*WRITTEN EXERCISE*: From the listing below, pull each line that includes "findtext".

*MATERIAL FOR THIS EXERCISE*:
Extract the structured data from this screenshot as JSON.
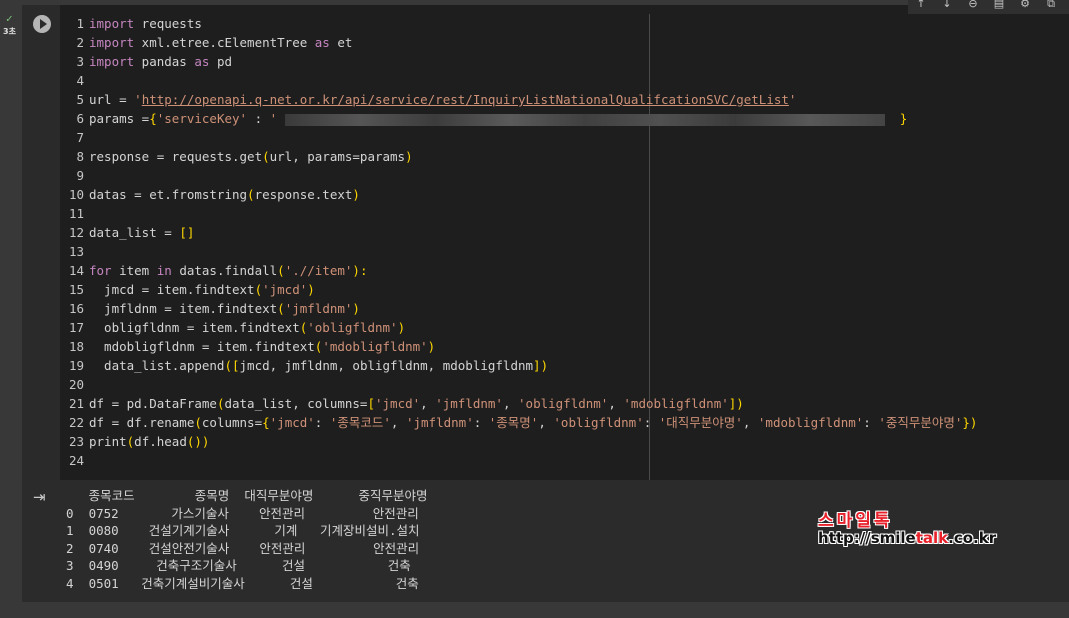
{
  "run": {
    "status_check": "✓",
    "exec_time": "3초"
  },
  "toolbar": [
    "↑",
    "↓",
    "⊖",
    "▤",
    "⚙",
    "⧉"
  ],
  "code_lines": [
    {
      "n": "1"
    },
    {
      "n": "2"
    },
    {
      "n": "3"
    },
    {
      "n": "4"
    },
    {
      "n": "5"
    },
    {
      "n": "6"
    },
    {
      "n": "7"
    },
    {
      "n": "8"
    },
    {
      "n": "9"
    },
    {
      "n": "10"
    },
    {
      "n": "11"
    },
    {
      "n": "12"
    },
    {
      "n": "13"
    },
    {
      "n": "14"
    },
    {
      "n": "15"
    },
    {
      "n": "16"
    },
    {
      "n": "17"
    },
    {
      "n": "18"
    },
    {
      "n": "19"
    },
    {
      "n": "20"
    },
    {
      "n": "21"
    },
    {
      "n": "22"
    },
    {
      "n": "23"
    },
    {
      "n": "24"
    }
  ],
  "code": {
    "l1": [
      "import",
      " requests"
    ],
    "l2": [
      "import",
      " xml.etree.cElementTree ",
      "as",
      " et"
    ],
    "l3": [
      "import",
      " pandas ",
      "as",
      " pd"
    ],
    "l5": [
      "url = ",
      "'",
      "http://openapi.q-net.or.kr/api/service/rest/InquiryListNationalQualifcationSVC/getList",
      "'"
    ],
    "l6": [
      "params =",
      "{",
      "'serviceKey'",
      " : ",
      "'",
      "}"
    ],
    "l8": [
      "response = requests.get",
      "(",
      "url, params=params",
      ")"
    ],
    "l10": [
      "datas = et.fromstring",
      "(",
      "response.text",
      ")"
    ],
    "l12": [
      "data_list = ",
      "[]"
    ],
    "l14": [
      "for",
      " item ",
      "in",
      " datas.findall",
      "(",
      "'.//item'",
      "):"
    ],
    "l15": [
      "  jmcd = item.findtext",
      "(",
      "'jmcd'",
      ")"
    ],
    "l16": [
      "  jmfldnm = item.findtext",
      "(",
      "'jmfldnm'",
      ")"
    ],
    "l17": [
      "  obligfldnm = item.findtext",
      "(",
      "'obligfldnm'",
      ")"
    ],
    "l18": [
      "  mdobligfldnm = item.findtext",
      "(",
      "'mdobligfldnm'",
      ")"
    ],
    "l19": [
      "  data_list.append",
      "(",
      "[",
      "jmcd, jmfldnm, obligfldnm, mdobligfldnm",
      "]",
      ")"
    ],
    "l21": [
      "df = pd.DataFrame",
      "(",
      "data_list, columns=",
      "[",
      "'jmcd'",
      ", ",
      "'jmfldnm'",
      ", ",
      "'obligfldnm'",
      ", ",
      "'mdobligfldnm'",
      "]",
      ")"
    ],
    "l22": [
      "df = df.rename",
      "(",
      "columns=",
      "{",
      "'jmcd'",
      ": ",
      "'종목코드'",
      ", ",
      "'jmfldnm'",
      ": ",
      "'종목명'",
      ", ",
      "'obligfldnm'",
      ": ",
      "'대직무분야명'",
      ", ",
      "'mdobligfldnm'",
      ": ",
      "'중직무분야명'",
      "}",
      ")"
    ],
    "l23": [
      "print",
      "(",
      "df.head",
      "()",
      ")"
    ]
  },
  "output": {
    "header": "   종목코드        종목명  대직무분야명      중직무분야명",
    "rows": [
      "0  0752       가스기술사    안전관리         안전관리",
      "1  0080    건설기계기술사      기계   기계장비설비.설치",
      "2  0740    건설안전기술사    안전관리         안전관리",
      "3  0490     건축구조기술사      건설           건축",
      "4  0501   건축기계설비기술사      건설           건축"
    ]
  },
  "watermark": {
    "title": "스마일톡",
    "url_prefix": "http://smile",
    "url_accent": "talk",
    "url_suffix": ".co.kr"
  }
}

*FULL SOLUTION*:
      "  jmcd = item.findtext",
      "  jmfldnm = item.findtext",
      "  obligfldnm = item.findtext",
      "  mdobligfldnm = item.findtext",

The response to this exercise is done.